Data records
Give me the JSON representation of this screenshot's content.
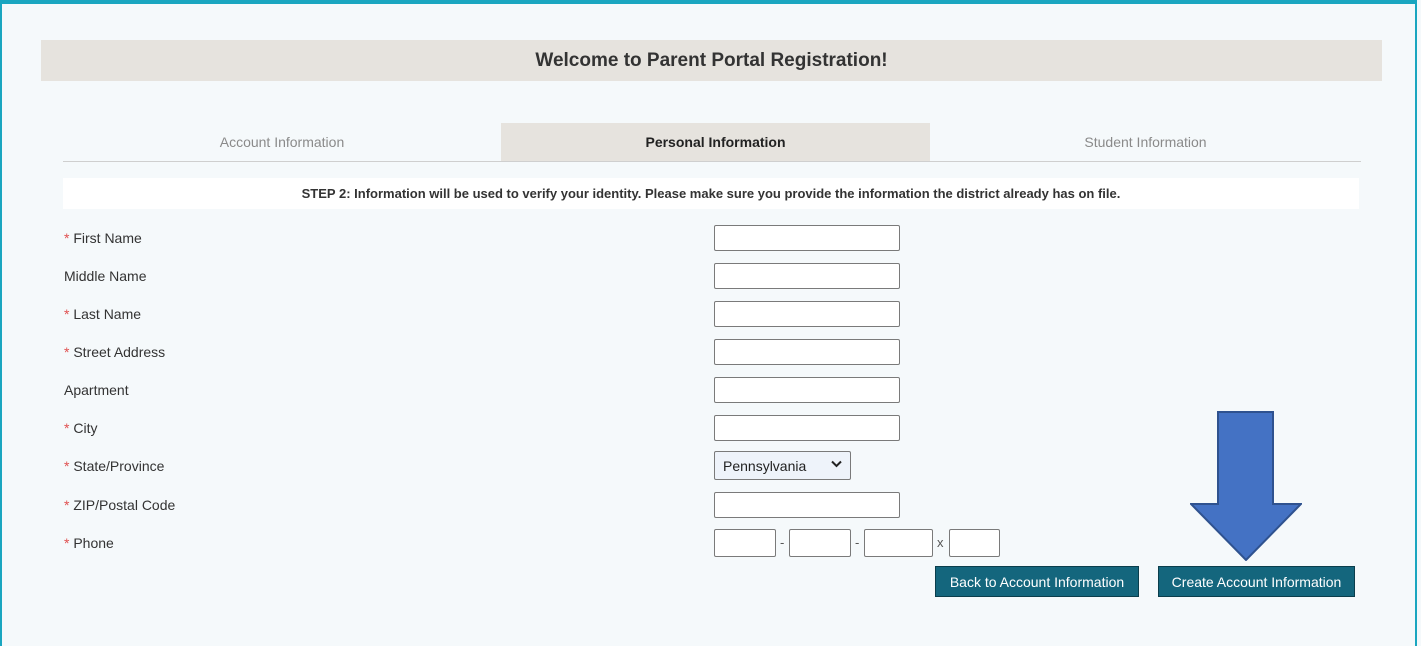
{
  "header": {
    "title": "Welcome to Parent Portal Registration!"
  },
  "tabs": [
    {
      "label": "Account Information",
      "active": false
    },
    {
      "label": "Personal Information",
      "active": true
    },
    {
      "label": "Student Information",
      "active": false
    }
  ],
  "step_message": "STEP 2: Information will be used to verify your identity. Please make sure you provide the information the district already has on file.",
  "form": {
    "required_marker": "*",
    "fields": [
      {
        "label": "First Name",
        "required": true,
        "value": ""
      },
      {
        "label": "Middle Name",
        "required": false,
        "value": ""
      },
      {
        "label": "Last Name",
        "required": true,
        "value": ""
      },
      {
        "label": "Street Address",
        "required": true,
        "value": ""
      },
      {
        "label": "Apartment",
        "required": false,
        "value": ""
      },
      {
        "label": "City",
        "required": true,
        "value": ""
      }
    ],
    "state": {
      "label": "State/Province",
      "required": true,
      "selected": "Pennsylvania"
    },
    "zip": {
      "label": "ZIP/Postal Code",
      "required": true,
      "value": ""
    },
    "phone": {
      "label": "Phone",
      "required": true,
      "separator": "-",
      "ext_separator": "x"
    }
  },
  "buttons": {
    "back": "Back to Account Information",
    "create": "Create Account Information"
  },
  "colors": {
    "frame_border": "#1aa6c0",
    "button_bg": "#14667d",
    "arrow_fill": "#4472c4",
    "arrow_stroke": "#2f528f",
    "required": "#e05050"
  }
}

_JOB:_
Quote the entries above word for word. Leave the images out.

_ANSWER FOR THE TASK:_
Give me the JSON representation of this screenshot's content.
{
  "header": {
    "title": "Welcome to Parent Portal Registration!"
  },
  "tabs": [
    {
      "label": "Account Information",
      "active": false
    },
    {
      "label": "Personal Information",
      "active": true
    },
    {
      "label": "Student Information",
      "active": false
    }
  ],
  "step_message": "STEP 2: Information will be used to verify your identity. Please make sure you provide the information the district already has on file.",
  "form": {
    "required_marker": "*",
    "fields": [
      {
        "label": "First Name",
        "required": true,
        "value": ""
      },
      {
        "label": "Middle Name",
        "required": false,
        "value": ""
      },
      {
        "label": "Last Name",
        "required": true,
        "value": ""
      },
      {
        "label": "Street Address",
        "required": true,
        "value": ""
      },
      {
        "label": "Apartment",
        "required": false,
        "value": ""
      },
      {
        "label": "City",
        "required": true,
        "value": ""
      }
    ],
    "state": {
      "label": "State/Province",
      "required": true,
      "selected": "Pennsylvania"
    },
    "zip": {
      "label": "ZIP/Postal Code",
      "required": true,
      "value": ""
    },
    "phone": {
      "label": "Phone",
      "required": true,
      "separator": "-",
      "ext_separator": "x"
    }
  },
  "buttons": {
    "back": "Back to Account Information",
    "create": "Create Account Information"
  },
  "colors": {
    "frame_border": "#1aa6c0",
    "button_bg": "#14667d",
    "arrow_fill": "#4472c4",
    "arrow_stroke": "#2f528f",
    "required": "#e05050"
  }
}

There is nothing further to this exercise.